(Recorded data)
-- Begin --

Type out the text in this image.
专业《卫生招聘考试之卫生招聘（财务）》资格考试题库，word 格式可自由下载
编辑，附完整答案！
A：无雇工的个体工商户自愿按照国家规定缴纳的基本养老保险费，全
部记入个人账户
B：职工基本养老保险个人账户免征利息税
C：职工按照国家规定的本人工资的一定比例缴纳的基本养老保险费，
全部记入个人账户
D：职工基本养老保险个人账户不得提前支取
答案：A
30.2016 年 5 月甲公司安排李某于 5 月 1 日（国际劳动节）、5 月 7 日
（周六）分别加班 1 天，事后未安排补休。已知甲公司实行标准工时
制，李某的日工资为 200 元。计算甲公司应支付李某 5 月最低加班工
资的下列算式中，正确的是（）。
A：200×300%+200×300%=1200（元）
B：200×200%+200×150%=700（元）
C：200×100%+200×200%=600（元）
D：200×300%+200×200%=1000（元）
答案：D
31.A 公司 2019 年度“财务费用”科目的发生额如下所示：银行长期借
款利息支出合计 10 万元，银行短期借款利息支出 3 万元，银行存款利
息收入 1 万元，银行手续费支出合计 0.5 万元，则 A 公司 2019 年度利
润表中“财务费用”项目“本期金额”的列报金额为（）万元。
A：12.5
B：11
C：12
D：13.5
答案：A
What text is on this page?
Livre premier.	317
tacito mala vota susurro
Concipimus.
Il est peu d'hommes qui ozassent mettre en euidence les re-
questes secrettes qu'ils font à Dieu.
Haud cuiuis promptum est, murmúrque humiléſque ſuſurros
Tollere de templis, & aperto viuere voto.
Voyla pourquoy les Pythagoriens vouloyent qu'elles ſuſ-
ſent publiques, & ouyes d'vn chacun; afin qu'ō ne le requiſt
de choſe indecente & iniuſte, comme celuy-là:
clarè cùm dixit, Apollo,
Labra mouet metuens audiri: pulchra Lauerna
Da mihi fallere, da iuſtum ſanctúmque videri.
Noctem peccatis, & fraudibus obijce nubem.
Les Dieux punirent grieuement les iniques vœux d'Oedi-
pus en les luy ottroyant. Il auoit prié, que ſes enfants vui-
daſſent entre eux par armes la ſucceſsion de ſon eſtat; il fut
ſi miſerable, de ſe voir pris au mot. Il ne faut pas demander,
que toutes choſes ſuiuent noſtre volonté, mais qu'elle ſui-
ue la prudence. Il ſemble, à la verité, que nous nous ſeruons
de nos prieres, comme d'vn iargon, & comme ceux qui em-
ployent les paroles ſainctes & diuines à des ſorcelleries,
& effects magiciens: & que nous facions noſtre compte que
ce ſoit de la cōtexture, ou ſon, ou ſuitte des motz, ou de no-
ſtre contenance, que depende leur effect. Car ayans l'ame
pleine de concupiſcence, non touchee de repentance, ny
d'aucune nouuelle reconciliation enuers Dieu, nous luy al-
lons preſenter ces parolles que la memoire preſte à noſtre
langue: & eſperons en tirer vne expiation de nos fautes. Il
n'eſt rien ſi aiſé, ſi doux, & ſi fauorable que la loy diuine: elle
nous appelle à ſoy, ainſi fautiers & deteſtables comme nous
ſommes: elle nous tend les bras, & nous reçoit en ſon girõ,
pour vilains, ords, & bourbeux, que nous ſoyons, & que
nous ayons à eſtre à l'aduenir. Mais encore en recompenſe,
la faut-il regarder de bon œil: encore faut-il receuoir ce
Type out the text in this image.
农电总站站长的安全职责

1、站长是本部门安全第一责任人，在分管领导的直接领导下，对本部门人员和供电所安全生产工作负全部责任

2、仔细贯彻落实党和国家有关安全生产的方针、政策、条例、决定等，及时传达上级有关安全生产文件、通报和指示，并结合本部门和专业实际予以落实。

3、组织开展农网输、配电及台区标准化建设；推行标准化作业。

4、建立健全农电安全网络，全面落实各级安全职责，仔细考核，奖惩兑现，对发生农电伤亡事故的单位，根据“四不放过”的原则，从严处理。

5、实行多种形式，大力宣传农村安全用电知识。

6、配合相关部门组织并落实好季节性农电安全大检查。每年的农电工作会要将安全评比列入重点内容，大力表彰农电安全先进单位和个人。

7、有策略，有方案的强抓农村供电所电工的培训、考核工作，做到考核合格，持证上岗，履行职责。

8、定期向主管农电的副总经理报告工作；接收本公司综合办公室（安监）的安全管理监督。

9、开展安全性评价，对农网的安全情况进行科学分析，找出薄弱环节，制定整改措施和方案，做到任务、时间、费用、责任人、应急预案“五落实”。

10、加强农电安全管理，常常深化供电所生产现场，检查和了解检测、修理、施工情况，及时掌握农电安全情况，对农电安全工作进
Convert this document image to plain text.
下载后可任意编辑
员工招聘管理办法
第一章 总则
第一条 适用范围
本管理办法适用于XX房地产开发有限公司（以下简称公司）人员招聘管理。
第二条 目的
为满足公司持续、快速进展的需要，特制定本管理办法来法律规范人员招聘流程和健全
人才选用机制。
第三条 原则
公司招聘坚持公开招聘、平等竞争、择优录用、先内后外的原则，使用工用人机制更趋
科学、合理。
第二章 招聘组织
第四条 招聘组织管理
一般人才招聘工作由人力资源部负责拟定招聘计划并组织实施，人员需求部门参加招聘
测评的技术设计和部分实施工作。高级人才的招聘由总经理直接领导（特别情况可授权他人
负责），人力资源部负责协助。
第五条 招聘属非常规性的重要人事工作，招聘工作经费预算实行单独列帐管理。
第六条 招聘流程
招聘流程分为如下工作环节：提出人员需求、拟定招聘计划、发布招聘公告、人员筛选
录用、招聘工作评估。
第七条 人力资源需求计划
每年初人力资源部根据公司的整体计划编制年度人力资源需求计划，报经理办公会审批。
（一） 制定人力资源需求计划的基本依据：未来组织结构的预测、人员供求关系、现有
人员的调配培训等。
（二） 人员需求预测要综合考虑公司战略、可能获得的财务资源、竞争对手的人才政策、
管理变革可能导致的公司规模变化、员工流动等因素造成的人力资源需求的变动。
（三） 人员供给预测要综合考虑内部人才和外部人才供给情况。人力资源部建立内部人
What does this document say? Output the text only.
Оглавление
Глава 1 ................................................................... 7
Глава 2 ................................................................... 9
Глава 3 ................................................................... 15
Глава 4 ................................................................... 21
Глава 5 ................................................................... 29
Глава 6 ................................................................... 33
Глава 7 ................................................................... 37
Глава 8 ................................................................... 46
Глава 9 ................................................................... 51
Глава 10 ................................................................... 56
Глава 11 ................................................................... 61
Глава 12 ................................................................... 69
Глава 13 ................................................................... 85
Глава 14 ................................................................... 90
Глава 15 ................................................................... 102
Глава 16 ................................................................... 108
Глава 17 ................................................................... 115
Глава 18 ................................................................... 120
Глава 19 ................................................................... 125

-- End --

Task description: Output all of the data again, exactly.

Solution for this problem:
Type out the text in this image.
专业《卫生招聘考试之卫生招聘（财务）》资格考试题库，word 格式可自由下载
编辑，附完整答案！
A：无雇工的个体工商户自愿按照国家规定缴纳的基本养老保险费，全
部记入个人账户
B：职工基本养老保险个人账户免征利息税
C：职工按照国家规定的本人工资的一定比例缴纳的基本养老保险费，
全部记入个人账户
D：职工基本养老保险个人账户不得提前支取
答案：A
30.2016 年 5 月甲公司安排李某于 5 月 1 日（国际劳动节）、5 月 7 日
（周六）分别加班 1 天，事后未安排补休。已知甲公司实行标准工时
制，李某的日工资为 200 元。计算甲公司应支付李某 5 月最低加班工
资的下列算式中，正确的是（）。
A：200×300%+200×300%=1200（元）
B：200×200%+200×150%=700（元）
C：200×100%+200×200%=600（元）
D：200×300%+200×200%=1000（元）
答案：D
31.A 公司 2019 年度“财务费用”科目的发生额如下所示：银行长期借
款利息支出合计 10 万元，银行短期借款利息支出 3 万元，银行存款利
息收入 1 万元，银行手续费支出合计 0.5 万元，则 A 公司 2019 年度利
润表中“财务费用”项目“本期金额”的列报金额为（）万元。
A：12.5
B：11
C：12
D：13.5
答案：A
What text is on this page?
Livre premier.	317
tacito mala vota susurro
Concipimus.
Il est peu d'hommes qui ozassent mettre en euidence les re-
questes secrettes qu'ils font à Dieu.
Haud cuiuis promptum est, murmúrque humiléſque ſuſurros
Tollere de templis, & aperto viuere voto.
Voyla pourquoy les Pythagoriens vouloyent qu'elles ſuſ-
ſent publiques, & ouyes d'vn chacun; afin qu'ō ne le requiſt
de choſe indecente & iniuſte, comme celuy-là:
clarè cùm dixit, Apollo,
Labra mouet metuens audiri: pulchra Lauerna
Da mihi fallere, da iuſtum ſanctúmque videri.
Noctem peccatis, & fraudibus obijce nubem.
Les Dieux punirent grieuement les iniques vœux d'Oedi-
pus en les luy ottroyant. Il auoit prié, que ſes enfants vui-
daſſent entre eux par armes la ſucceſsion de ſon eſtat; il fut
ſi miſerable, de ſe voir pris au mot. Il ne faut pas demander,
que toutes choſes ſuiuent noſtre volonté, mais qu'elle ſui-
ue la prudence. Il ſemble, à la verité, que nous nous ſeruons
de nos prieres, comme d'vn iargon, & comme ceux qui em-
ployent les paroles ſainctes & diuines à des ſorcelleries,
& effects magiciens: & que nous facions noſtre compte que
ce ſoit de la cōtexture, ou ſon, ou ſuitte des motz, ou de no-
ſtre contenance, que depende leur effect. Car ayans l'ame
pleine de concupiſcence, non touchee de repentance, ny
d'aucune nouuelle reconciliation enuers Dieu, nous luy al-
lons preſenter ces parolles que la memoire preſte à noſtre
langue: & eſperons en tirer vne expiation de nos fautes. Il
n'eſt rien ſi aiſé, ſi doux, & ſi fauorable que la loy diuine: elle
nous appelle à ſoy, ainſi fautiers & deteſtables comme nous
ſommes: elle nous tend les bras, & nous reçoit en ſon girõ,
pour vilains, ords, & bourbeux, que nous ſoyons, & que
nous ayons à eſtre à l'aduenir. Mais encore en recompenſe,
la faut-il regarder de bon œil: encore faut-il receuoir ce
Type out the text in this image.
农电总站站长的安全职责

1、站长是本部门安全第一责任人，在分管领导的直接领导下，对本部门人员和供电所安全生产工作负全部责任

2、仔细贯彻落实党和国家有关安全生产的方针、政策、条例、决定等，及时传达上级有关安全生产文件、通报和指示，并结合本部门和专业实际予以落实。

3、组织开展农网输、配电及台区标准化建设；推行标准化作业。

4、建立健全农电安全网络，全面落实各级安全职责，仔细考核，奖惩兑现，对发生农电伤亡事故的单位，根据“四不放过”的原则，从严处理。

5、实行多种形式，大力宣传农村安全用电知识。

6、配合相关部门组织并落实好季节性农电安全大检查。每年的农电工作会要将安全评比列入重点内容，大力表彰农电安全先进单位和个人。

7、有策略，有方案的强抓农村供电所电工的培训、考核工作，做到考核合格，持证上岗，履行职责。

8、定期向主管农电的副总经理报告工作；接收本公司综合办公室（安监）的安全管理监督。

9、开展安全性评价，对农网的安全情况进行科学分析，找出薄弱环节，制定整改措施和方案，做到任务、时间、费用、责任人、应急预案“五落实”。

10、加强农电安全管理，常常深化供电所生产现场，检查和了解检测、修理、施工情况，及时掌握农电安全情况，对农电安全工作进
Convert this document image to plain text.
下载后可任意编辑
员工招聘管理办法
第一章 总则
第一条 适用范围
本管理办法适用于XX房地产开发有限公司（以下简称公司）人员招聘管理。
第二条 目的
为满足公司持续、快速进展的需要，特制定本管理办法来法律规范人员招聘流程和健全
人才选用机制。
第三条 原则
公司招聘坚持公开招聘、平等竞争、择优录用、先内后外的原则，使用工用人机制更趋
科学、合理。
第二章 招聘组织
第四条 招聘组织管理
一般人才招聘工作由人力资源部负责拟定招聘计划并组织实施，人员需求部门参加招聘
测评的技术设计和部分实施工作。高级人才的招聘由总经理直接领导（特别情况可授权他人
负责），人力资源部负责协助。
第五条 招聘属非常规性的重要人事工作，招聘工作经费预算实行单独列帐管理。
第六条 招聘流程
招聘流程分为如下工作环节：提出人员需求、拟定招聘计划、发布招聘公告、人员筛选
录用、招聘工作评估。
第七条 人力资源需求计划
每年初人力资源部根据公司的整体计划编制年度人力资源需求计划，报经理办公会审批。
（一） 制定人力资源需求计划的基本依据：未来组织结构的预测、人员供求关系、现有
人员的调配培训等。
（二） 人员需求预测要综合考虑公司战略、可能获得的财务资源、竞争对手的人才政策、
管理变革可能导致的公司规模变化、员工流动等因素造成的人力资源需求的变动。
（三） 人员供给预测要综合考虑内部人才和外部人才供给情况。人力资源部建立内部人
What does this document say? Output the text only.
Оглавление
Глава 1 ................................................................... 7
Глава 2 ................................................................... 9
Глава 3 ................................................................... 15
Глава 4 ................................................................... 21
Глава 5 ................................................................... 29
Глава 6 ................................................................... 33
Глава 7 ................................................................... 37
Глава 8 ................................................................... 46
Глава 9 ................................................................... 51
Глава 10 ................................................................... 56
Глава 11 ................................................................... 61
Глава 12 ................................................................... 69
Глава 13 ................................................................... 85
Глава 14 ................................................................... 90
Глава 15 ................................................................... 102
Глава 16 ................................................................... 108
Глава 17 ................................................................... 115
Глава 18 ................................................................... 120
Глава 19 ................................................................... 125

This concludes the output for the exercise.